Work required:
Read the material below. Count the lines containing "false" and give that count alone.

[Records from a data source]
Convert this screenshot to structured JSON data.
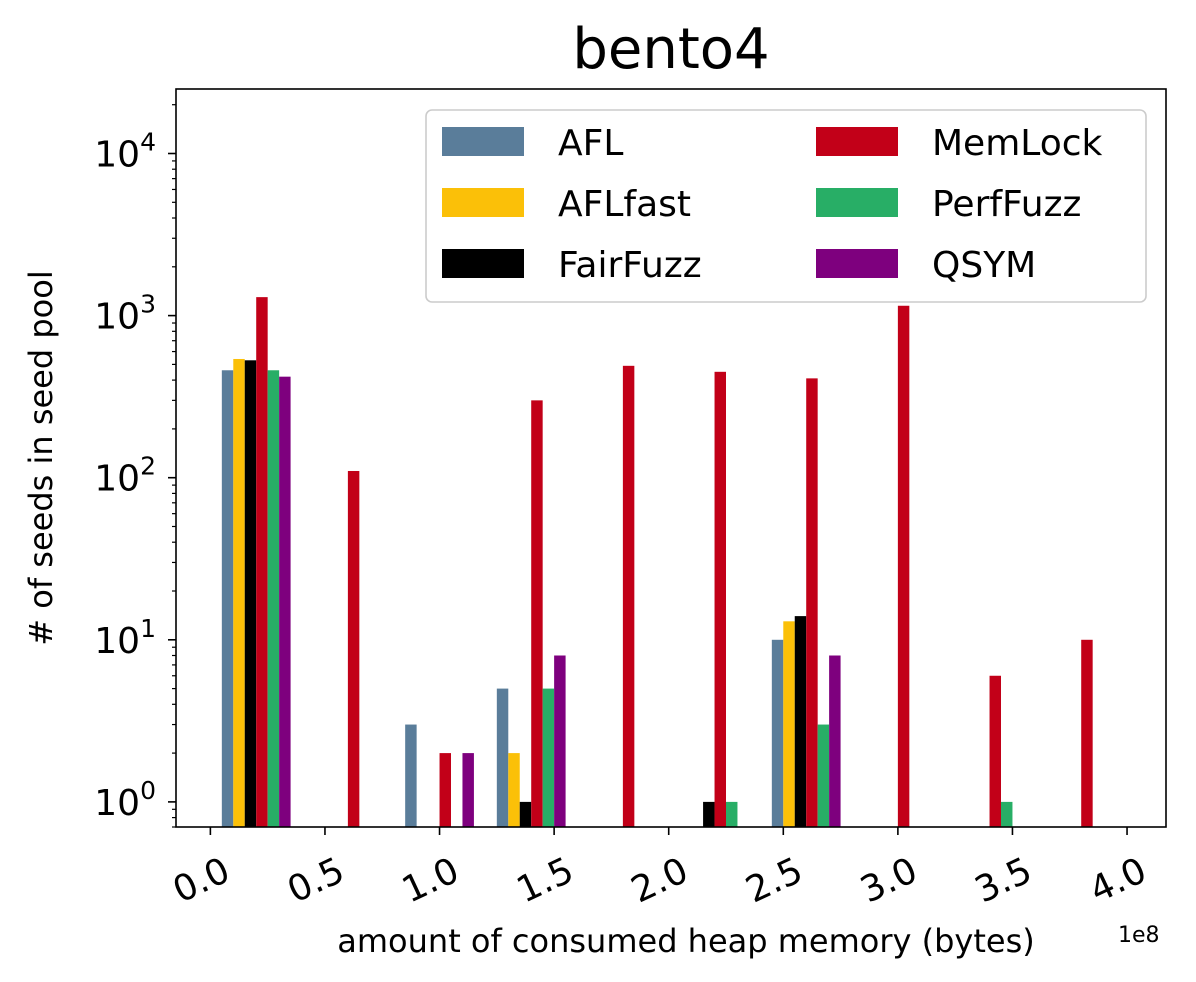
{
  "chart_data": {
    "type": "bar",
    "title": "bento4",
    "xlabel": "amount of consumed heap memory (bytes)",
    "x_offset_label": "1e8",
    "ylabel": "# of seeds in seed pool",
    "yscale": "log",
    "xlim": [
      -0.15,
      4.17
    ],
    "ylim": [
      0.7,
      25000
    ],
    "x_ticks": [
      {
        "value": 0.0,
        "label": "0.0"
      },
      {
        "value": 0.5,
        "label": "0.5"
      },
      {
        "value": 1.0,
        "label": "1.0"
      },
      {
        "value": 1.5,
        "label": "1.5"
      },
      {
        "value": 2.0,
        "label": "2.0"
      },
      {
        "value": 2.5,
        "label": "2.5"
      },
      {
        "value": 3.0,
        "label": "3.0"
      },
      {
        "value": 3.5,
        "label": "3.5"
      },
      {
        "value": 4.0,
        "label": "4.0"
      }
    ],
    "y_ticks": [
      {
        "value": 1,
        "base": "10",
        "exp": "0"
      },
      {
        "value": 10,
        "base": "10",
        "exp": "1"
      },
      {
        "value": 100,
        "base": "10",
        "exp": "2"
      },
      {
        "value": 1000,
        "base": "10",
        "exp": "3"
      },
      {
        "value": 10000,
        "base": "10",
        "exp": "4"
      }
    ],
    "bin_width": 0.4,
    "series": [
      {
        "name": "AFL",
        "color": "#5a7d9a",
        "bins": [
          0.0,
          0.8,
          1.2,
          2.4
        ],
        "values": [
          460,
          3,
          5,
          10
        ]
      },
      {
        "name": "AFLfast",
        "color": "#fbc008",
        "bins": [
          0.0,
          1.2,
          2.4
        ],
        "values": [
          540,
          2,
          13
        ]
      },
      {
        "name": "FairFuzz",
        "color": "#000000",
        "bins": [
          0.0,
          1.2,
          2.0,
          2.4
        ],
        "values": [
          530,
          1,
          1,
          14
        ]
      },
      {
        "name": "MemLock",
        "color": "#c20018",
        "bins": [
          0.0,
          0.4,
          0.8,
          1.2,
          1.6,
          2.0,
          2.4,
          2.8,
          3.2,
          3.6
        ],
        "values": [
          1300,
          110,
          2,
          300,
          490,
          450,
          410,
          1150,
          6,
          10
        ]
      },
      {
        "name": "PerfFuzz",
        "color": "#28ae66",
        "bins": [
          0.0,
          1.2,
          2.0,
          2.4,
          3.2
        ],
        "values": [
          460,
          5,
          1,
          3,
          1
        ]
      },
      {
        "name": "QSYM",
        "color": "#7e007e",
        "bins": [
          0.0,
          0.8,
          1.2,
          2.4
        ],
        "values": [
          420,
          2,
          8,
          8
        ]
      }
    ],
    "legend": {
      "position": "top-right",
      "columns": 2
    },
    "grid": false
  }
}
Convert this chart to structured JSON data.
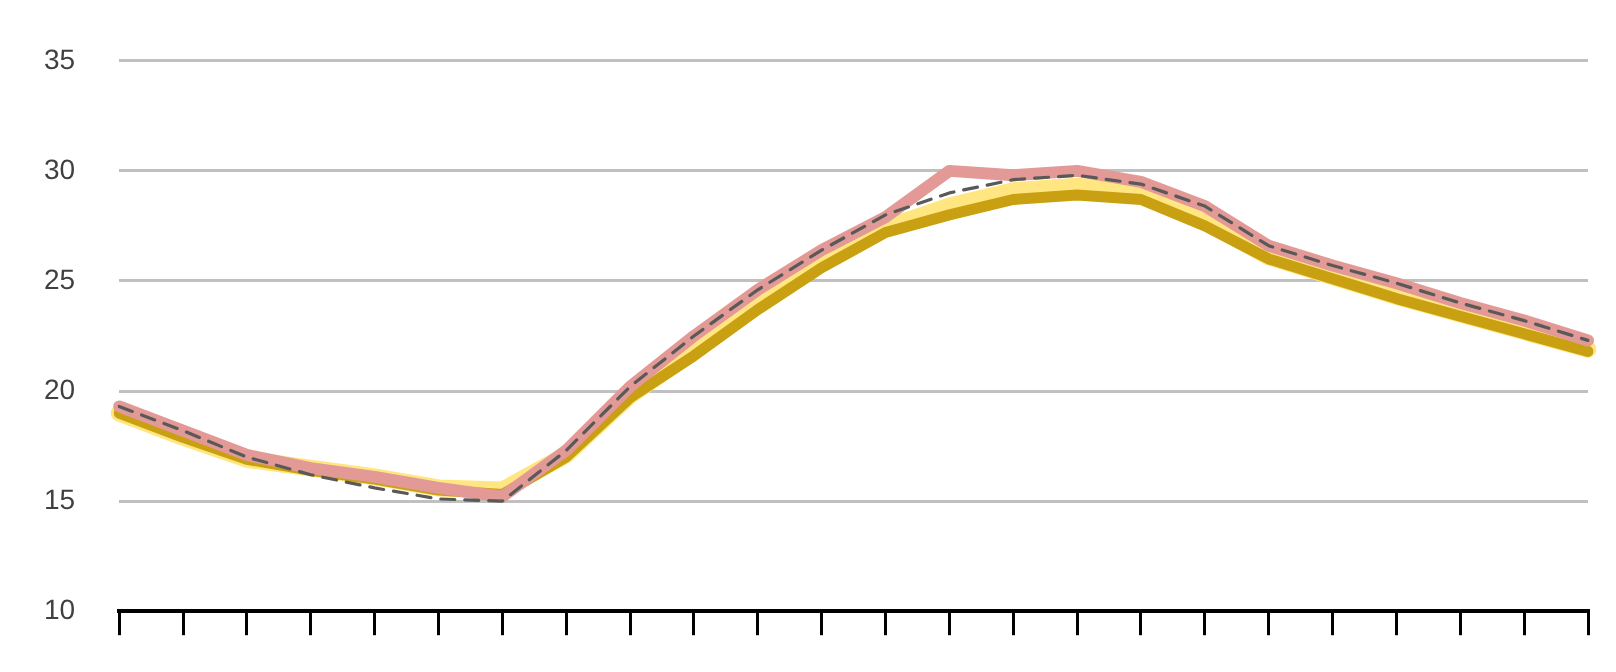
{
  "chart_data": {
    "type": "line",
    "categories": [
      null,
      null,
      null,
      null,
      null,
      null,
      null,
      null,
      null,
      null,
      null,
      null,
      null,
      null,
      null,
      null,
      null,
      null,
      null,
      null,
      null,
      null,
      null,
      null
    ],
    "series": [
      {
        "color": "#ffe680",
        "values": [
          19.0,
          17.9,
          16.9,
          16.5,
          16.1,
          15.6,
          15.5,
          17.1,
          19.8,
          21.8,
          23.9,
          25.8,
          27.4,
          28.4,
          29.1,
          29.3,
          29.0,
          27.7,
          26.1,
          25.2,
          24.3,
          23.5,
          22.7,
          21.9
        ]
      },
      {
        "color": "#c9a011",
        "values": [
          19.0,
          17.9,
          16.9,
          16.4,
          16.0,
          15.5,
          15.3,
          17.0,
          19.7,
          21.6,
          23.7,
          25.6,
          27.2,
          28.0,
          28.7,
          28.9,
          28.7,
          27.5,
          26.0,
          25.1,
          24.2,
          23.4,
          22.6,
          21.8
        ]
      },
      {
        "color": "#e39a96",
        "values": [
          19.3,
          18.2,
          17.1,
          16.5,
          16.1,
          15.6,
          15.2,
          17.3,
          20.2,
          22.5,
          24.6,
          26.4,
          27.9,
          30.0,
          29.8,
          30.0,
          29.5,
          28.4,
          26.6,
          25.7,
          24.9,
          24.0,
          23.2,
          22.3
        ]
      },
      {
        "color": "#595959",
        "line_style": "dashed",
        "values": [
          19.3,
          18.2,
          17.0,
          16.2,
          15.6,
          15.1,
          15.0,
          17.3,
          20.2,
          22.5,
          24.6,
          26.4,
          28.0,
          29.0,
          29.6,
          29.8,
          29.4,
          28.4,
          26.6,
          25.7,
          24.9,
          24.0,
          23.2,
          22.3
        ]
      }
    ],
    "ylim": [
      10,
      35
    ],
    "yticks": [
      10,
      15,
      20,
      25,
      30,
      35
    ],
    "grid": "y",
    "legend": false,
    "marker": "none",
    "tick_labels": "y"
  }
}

==

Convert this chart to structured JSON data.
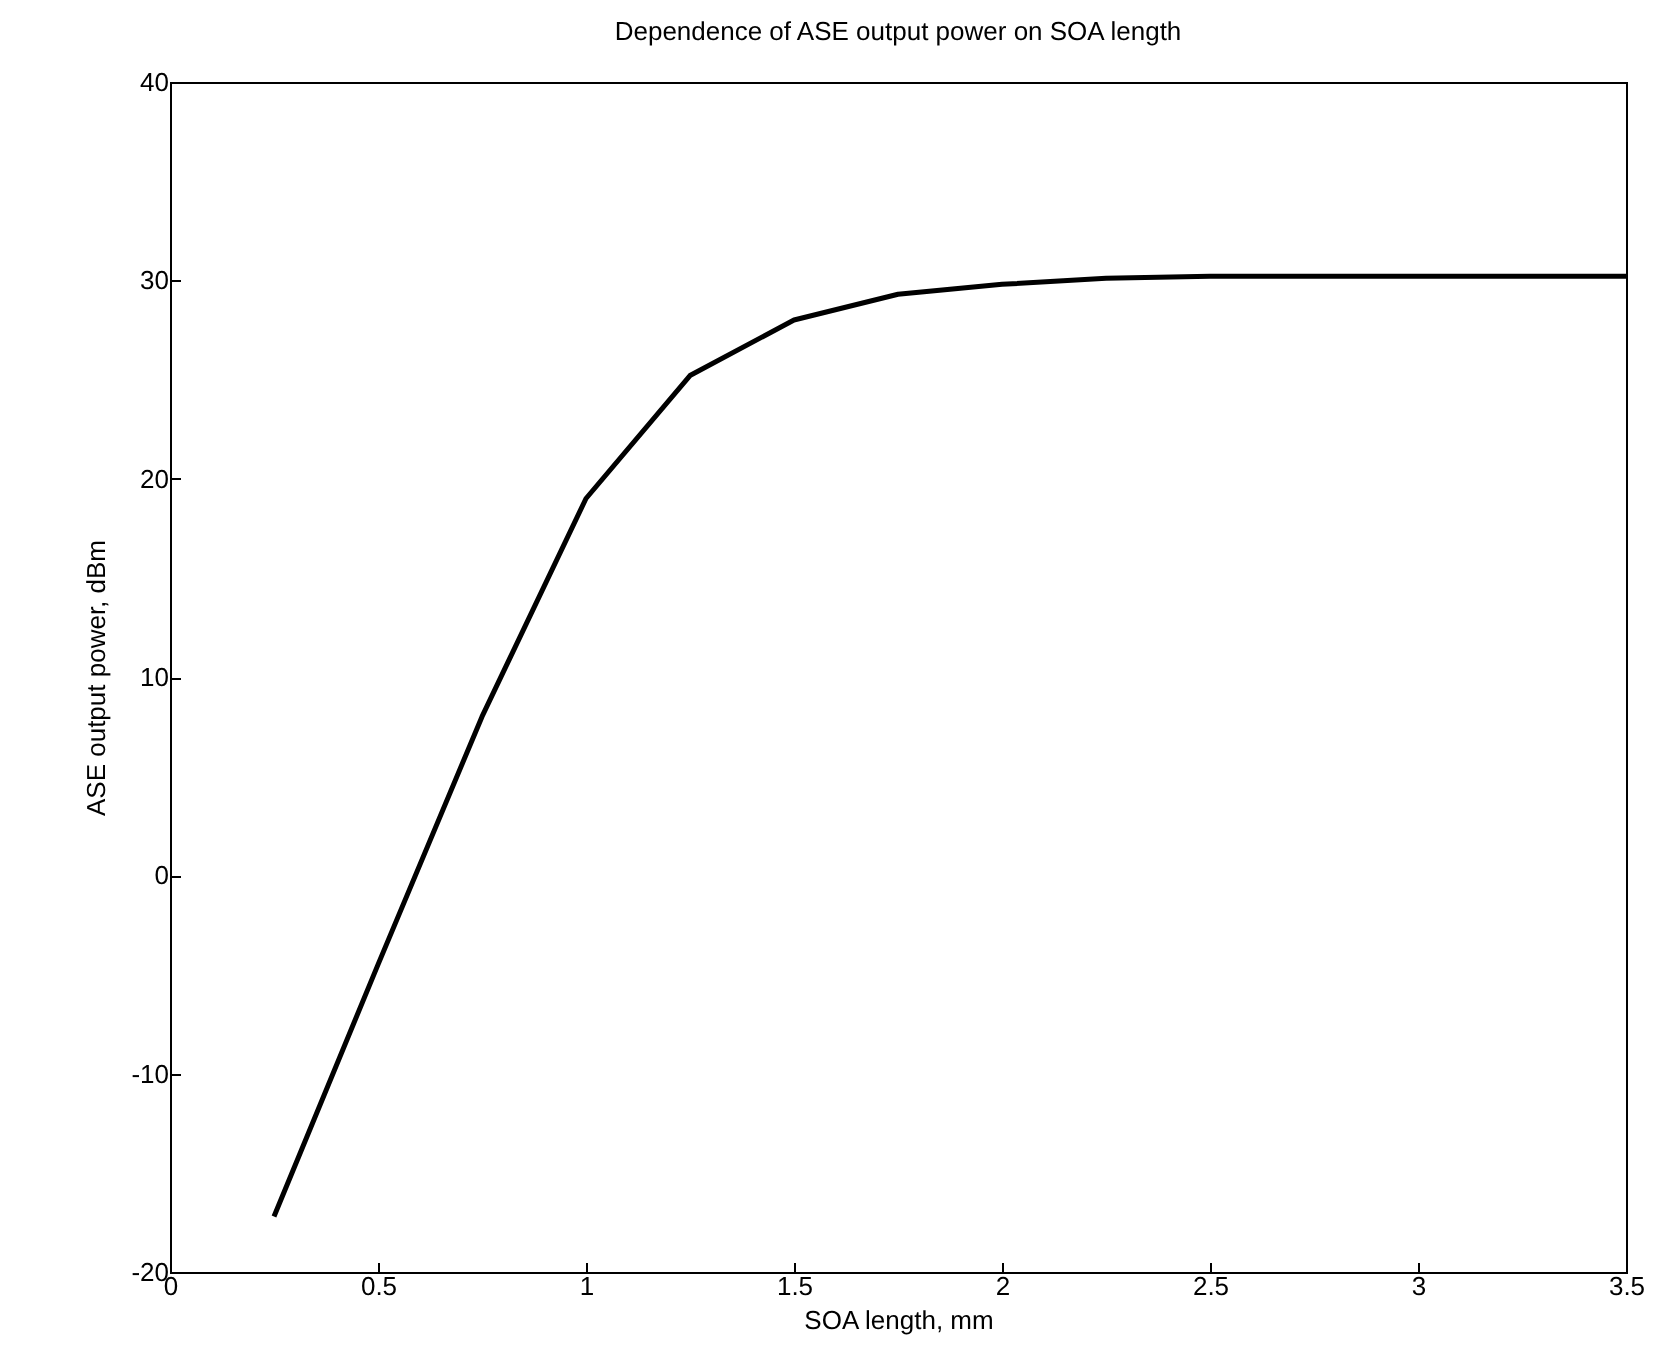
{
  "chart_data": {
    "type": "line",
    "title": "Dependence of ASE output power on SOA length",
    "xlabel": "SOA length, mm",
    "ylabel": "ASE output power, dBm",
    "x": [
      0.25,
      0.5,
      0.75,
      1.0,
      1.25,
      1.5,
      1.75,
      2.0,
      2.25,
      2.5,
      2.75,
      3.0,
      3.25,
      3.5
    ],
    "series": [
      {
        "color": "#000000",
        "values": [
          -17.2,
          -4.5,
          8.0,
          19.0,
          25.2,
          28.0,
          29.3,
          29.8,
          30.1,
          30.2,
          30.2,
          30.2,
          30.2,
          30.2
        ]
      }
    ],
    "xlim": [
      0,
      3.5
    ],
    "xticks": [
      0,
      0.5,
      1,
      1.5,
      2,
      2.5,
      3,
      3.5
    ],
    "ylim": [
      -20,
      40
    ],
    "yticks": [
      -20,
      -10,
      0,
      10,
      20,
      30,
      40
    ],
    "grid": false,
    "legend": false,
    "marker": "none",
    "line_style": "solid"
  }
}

Answer to the task:
4